REQUIREMENTS: Your task is to print all of the data word for word.

EXERCISE MATERIAL:

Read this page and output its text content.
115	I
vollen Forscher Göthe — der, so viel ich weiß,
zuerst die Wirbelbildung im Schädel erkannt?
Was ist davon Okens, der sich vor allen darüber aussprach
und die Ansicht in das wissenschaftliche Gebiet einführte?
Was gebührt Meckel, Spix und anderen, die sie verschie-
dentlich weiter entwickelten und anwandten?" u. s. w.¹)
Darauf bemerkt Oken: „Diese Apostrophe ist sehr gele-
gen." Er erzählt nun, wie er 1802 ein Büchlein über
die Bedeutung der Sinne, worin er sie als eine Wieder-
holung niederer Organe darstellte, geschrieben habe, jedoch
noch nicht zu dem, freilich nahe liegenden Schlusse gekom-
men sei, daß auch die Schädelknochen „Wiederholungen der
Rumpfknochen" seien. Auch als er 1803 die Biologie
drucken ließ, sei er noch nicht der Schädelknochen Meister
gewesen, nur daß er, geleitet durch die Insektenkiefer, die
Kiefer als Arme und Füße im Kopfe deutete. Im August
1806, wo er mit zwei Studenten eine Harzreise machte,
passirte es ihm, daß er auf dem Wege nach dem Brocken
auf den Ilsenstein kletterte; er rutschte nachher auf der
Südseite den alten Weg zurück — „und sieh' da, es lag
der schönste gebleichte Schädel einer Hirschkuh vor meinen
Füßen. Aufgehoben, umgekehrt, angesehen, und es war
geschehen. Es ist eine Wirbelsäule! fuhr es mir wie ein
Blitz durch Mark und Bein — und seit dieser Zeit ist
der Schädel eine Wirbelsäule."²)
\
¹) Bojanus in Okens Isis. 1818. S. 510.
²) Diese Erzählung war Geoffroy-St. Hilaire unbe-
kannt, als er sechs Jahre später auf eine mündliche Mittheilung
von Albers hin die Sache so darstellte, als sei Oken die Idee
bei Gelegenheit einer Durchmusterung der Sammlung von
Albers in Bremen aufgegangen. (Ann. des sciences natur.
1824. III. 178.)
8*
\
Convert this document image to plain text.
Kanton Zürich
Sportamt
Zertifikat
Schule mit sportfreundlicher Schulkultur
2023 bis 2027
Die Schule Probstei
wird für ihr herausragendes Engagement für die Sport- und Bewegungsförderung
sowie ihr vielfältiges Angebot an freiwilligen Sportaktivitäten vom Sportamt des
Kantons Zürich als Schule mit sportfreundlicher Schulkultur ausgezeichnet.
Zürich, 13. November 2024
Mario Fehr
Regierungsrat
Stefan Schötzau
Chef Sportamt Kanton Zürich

RESULT BELOW:
Read this page and output its text content.
115	I
vollen Forscher Göthe — der, so viel ich weiß,
zuerst die Wirbelbildung im Schädel erkannt?
Was ist davon Okens, der sich vor allen darüber aussprach
und die Ansicht in das wissenschaftliche Gebiet einführte?
Was gebührt Meckel, Spix und anderen, die sie verschie-
dentlich weiter entwickelten und anwandten?" u. s. w.¹)
Darauf bemerkt Oken: „Diese Apostrophe ist sehr gele-
gen." Er erzählt nun, wie er 1802 ein Büchlein über
die Bedeutung der Sinne, worin er sie als eine Wieder-
holung niederer Organe darstellte, geschrieben habe, jedoch
noch nicht zu dem, freilich nahe liegenden Schlusse gekom-
men sei, daß auch die Schädelknochen „Wiederholungen der
Rumpfknochen" seien. Auch als er 1803 die Biologie
drucken ließ, sei er noch nicht der Schädelknochen Meister
gewesen, nur daß er, geleitet durch die Insektenkiefer, die
Kiefer als Arme und Füße im Kopfe deutete. Im August
1806, wo er mit zwei Studenten eine Harzreise machte,
passirte es ihm, daß er auf dem Wege nach dem Brocken
auf den Ilsenstein kletterte; er rutschte nachher auf der
Südseite den alten Weg zurück — „und sieh' da, es lag
der schönste gebleichte Schädel einer Hirschkuh vor meinen
Füßen. Aufgehoben, umgekehrt, angesehen, und es war
geschehen. Es ist eine Wirbelsäule! fuhr es mir wie ein
Blitz durch Mark und Bein — und seit dieser Zeit ist
der Schädel eine Wirbelsäule."²)
\
¹) Bojanus in Okens Isis. 1818. S. 510.
²) Diese Erzählung war Geoffroy-St. Hilaire unbe-
kannt, als er sechs Jahre später auf eine mündliche Mittheilung
von Albers hin die Sache so darstellte, als sei Oken die Idee
bei Gelegenheit einer Durchmusterung der Sammlung von
Albers in Bremen aufgegangen. (Ann. des sciences natur.
1824. III. 178.)
8*
\
Convert this document image to plain text.
Kanton Zürich
Sportamt
Zertifikat
Schule mit sportfreundlicher Schulkultur
2023 bis 2027
Die Schule Probstei
wird für ihr herausragendes Engagement für die Sport- und Bewegungsförderung
sowie ihr vielfältiges Angebot an freiwilligen Sportaktivitäten vom Sportamt des
Kantons Zürich als Schule mit sportfreundlicher Schulkultur ausgezeichnet.
Zürich, 13. November 2024
Mario Fehr
Regierungsrat
Stefan Schötzau
Chef Sportamt Kanton Zürich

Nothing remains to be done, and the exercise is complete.